- Task -
Below are some records. Copy every line in them that holds "true".

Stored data

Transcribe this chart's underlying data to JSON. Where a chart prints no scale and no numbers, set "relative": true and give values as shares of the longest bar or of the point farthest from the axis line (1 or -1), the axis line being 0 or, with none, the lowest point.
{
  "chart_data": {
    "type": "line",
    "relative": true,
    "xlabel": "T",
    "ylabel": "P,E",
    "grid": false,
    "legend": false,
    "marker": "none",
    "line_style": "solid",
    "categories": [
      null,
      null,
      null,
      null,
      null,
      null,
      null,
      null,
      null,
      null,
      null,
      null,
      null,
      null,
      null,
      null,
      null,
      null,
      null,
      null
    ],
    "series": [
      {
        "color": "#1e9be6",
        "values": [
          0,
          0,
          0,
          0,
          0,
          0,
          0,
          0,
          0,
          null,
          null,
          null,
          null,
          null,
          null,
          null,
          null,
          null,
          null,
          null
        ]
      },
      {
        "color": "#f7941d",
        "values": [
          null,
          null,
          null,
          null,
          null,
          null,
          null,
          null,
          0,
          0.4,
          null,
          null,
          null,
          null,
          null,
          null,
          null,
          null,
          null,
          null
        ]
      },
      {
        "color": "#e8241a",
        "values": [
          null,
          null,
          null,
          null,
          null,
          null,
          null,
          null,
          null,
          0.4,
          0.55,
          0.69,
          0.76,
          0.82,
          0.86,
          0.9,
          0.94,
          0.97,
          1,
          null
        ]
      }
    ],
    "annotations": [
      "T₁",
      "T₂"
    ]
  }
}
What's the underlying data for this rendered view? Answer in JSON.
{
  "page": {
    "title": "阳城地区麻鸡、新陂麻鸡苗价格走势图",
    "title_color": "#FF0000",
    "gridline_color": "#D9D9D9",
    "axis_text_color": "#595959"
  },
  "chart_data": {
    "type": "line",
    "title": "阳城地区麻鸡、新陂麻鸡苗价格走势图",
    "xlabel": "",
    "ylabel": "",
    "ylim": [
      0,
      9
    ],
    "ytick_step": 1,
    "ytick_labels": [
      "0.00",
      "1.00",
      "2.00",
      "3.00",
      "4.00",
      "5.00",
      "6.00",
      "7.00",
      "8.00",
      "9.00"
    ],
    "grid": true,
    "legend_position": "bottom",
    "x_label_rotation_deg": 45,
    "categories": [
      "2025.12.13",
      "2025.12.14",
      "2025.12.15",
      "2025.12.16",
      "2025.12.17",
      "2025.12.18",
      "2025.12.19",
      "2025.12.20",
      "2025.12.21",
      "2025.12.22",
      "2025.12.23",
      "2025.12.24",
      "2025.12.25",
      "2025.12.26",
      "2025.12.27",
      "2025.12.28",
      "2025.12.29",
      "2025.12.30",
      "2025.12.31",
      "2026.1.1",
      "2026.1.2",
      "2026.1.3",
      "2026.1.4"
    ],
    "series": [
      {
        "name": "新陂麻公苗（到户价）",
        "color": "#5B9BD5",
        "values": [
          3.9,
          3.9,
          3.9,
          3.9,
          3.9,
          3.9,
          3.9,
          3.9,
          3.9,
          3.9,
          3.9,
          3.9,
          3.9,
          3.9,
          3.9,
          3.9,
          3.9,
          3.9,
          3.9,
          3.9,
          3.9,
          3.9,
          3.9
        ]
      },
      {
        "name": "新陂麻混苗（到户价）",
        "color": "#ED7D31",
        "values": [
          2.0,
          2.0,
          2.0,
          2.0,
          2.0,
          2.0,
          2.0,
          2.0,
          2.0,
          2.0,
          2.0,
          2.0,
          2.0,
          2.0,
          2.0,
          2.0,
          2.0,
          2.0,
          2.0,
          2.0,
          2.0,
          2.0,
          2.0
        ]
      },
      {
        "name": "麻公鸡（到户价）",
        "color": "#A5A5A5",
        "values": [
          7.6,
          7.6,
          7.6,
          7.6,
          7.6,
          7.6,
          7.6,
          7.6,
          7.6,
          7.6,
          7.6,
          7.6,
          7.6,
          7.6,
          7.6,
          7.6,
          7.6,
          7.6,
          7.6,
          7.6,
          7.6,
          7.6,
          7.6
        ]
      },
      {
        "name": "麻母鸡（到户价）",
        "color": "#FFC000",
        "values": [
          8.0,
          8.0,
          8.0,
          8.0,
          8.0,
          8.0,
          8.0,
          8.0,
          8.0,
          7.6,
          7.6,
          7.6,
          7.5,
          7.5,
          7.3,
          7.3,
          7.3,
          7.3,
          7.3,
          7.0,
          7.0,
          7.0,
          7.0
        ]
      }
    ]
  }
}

- Written response -
Transcribe this chart's underlying data to JSON. Where a chart prints no scale and no numbers, set "relative": true and give values as shares of the longest bar or of the point farthest from the axis line (1 or -1), the axis line being 0 or, with none, the lowest point.
    "relative": true,
    "grid": true,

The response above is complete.